◆ **Postawione zadanie 1**: Przedstaw jako tabelę Markdown odcinek listingu od jego pierwszego wiersza aż po wiersz zawierający "Point xyxy=(195,599,218,613)", włącznie z oboma końcami. Kolumny nazwij „Nr” i „Treść”, a puste wiersze pomiń.

◆ **Fragment do przeczytania**:
Porsta sprawa np. sprawdziłem płace java deveoper mediana germany w google. Wyszło mi 46 k rocznie. Daje to około 3,8k euro miesięcznie. Dziś euro to 4,3. Mnożymy i wychodzi na około 16k. Tzn. że firmy mające tu siedzibę są spokojnie w stanie zapłacić taki hajs polakowi. a często dają mniej i są na tym do przodu. Druga kategoria to sftware houase czy kontraktorzy ogólnie gdzie firmy za takich oferują więcej. Podsumowując trza patrzyć na stawki za odrą i tyle bo to one dyktują sufit.

Tylko czemu mieliby ci płacić tyle co Niemcowi, skoro nie umiesz po niemiecku (a wbrew pozorom Niemcy wcale nie są tacy chętni do gadania po angielsku), a angielski pewnie umiesz tak, że jak przychodzi do swobodnej konwersacji to zapominasz języka w gębie - nie bierz to do siebie bezpośrednio, ale mnóstwo ludzi, którzy uważają, że ich angielski jest dobry potrafią ewentualnie pisać składne maile. Nie mówię, że nie masz racji, bo powinniśmy porównać to do średniej stawki w Polsce i zobaczyć, że gap jest ogromny, ale nie licz, że firma z Niemiec nie będzie chciała mieć rabatu 30% w stosunku do niemieckich stawek wchodząc tutaj z robotą (co i tak jest bardzo dobrą kasą - moja firma zarabia na mnie drugie tyle).

0

Tylko czemu mieliby ci płacić tyle co Niemcowi, skoro nie umiesz po niemiecku (a wbrew pozorom Niemcy wcale nie są tacy chętni do gadania po angielsku),

Kiedyś byłem na jakieś rozmowie do niemieckiego projektu i przesłuchiwał mnie ukrainiec. Dlaczego? Bo nie ma tam dość fachowców od co. Polska jest tuż za miedzą, jest w UE itd. Generalnie stawki będą trochę niższe ale nie ma problemu żebyśmy dobili do średniej niemieckiej(chodzi mi o sufit) a jak tam będzie rosło to i u nas też. Z resztą firmą łatwiej zatrudnić kontraktora/software house bo wystarczy go wrzucić do jednego projektu, on się kończy i do widzenia. Łatwo żonglować kosztami.

◆ **Postawione zadanie 2**: Jaki kurs euro podano we fragmencie o zarobkach?

[Zapisane pozycje]
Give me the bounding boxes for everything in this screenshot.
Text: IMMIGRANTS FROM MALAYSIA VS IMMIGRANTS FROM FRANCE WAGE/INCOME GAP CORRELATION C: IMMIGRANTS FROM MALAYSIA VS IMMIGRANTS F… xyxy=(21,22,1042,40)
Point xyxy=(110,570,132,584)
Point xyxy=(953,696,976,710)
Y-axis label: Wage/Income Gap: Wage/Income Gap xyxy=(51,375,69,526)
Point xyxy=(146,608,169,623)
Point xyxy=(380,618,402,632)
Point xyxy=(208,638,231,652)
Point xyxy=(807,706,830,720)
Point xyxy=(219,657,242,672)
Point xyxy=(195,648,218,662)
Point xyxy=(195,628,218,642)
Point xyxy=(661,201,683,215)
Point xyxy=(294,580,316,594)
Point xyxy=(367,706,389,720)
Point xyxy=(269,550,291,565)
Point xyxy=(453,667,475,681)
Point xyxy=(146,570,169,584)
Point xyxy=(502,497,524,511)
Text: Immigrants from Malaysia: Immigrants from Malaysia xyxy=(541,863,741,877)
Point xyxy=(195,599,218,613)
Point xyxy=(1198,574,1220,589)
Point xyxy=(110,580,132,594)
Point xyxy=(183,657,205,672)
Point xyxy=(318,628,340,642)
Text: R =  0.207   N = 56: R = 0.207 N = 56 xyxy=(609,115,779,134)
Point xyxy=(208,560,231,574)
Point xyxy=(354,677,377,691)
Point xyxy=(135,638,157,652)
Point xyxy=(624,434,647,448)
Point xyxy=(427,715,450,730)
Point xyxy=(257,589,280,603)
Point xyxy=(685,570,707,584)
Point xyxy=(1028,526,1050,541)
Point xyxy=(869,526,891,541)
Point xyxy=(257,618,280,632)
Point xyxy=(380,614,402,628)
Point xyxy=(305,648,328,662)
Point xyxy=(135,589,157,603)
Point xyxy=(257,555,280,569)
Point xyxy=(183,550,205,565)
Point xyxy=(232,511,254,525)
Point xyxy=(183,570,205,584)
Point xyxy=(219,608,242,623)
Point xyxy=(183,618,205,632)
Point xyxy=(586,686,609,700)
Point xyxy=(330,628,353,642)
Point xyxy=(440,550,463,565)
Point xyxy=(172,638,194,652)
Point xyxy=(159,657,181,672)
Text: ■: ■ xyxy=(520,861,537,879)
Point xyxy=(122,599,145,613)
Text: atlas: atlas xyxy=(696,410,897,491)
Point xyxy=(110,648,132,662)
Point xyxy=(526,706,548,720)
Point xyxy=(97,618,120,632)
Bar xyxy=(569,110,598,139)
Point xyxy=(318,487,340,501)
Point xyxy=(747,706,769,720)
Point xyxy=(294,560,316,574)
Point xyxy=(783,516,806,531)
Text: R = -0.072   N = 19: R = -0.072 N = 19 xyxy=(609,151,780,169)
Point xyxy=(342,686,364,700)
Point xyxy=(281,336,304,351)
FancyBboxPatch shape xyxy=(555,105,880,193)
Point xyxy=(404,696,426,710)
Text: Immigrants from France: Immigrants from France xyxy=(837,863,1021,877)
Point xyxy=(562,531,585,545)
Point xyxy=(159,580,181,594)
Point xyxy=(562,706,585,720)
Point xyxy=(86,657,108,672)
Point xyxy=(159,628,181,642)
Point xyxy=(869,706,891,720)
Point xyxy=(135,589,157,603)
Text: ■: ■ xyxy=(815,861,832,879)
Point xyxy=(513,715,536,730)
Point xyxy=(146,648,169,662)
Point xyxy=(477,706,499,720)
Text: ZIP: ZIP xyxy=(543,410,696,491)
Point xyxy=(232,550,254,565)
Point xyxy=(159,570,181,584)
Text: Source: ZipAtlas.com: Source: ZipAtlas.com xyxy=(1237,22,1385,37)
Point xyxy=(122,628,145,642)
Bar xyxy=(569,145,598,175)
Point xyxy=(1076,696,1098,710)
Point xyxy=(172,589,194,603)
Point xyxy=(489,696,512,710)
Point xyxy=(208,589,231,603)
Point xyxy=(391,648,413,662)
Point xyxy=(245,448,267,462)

◆ **Wynik końcowy 1**:
| Nr | Treść |
|---|---|
| 1 | Give me the bounding boxes for everything in this screenshot. |
| 2 | Text: IMMIGRANTS FROM MALAYSIA VS IMMIGRANTS FROM FRANCE WAGE/INCOME GAP CORRELATION C: IMMIGRANTS FROM MALAYSIA VS IMMIGRANTS F… xyxy=(21,22,1042,40) |
| 3 | Point xyxy=(110,570,132,584) |
| 4 | Point xyxy=(953,696,976,710) |
| 5 | Y-axis label: Wage/Income Gap: Wage/Income Gap xyxy=(51,375,69,526) |
| 6 | Point xyxy=(146,608,169,623) |
| 7 | Point xyxy=(380,618,402,632) |
| 8 | Point xyxy=(208,638,231,652) |
| 9 | Point xyxy=(807,706,830,720) |
| 10 | Point xyxy=(219,657,242,672) |
| 11 | Point xyxy=(195,648,218,662) |
| 12 | Point xyxy=(195,628,218,642) |
| 13 | Point xyxy=(661,201,683,215) |
| 14 | Point xyxy=(294,580,316,594) |
| 15 | Point xyxy=(367,706,389,720) |
| 16 | Point xyxy=(269,550,291,565) |
| 17 | Point xyxy=(453,667,475,681) |
| 18 | Point xyxy=(146,570,169,584) |
| 19 | Point xyxy=(502,497,524,511) |
| 20 | Text: Immigrants from Malaysia: Immigrants from Malaysia xyxy=(541,863,741,877) |
| 21 | Point xyxy=(195,599,218,613) |

◆ **Wynik końcowy 2**: 4,3.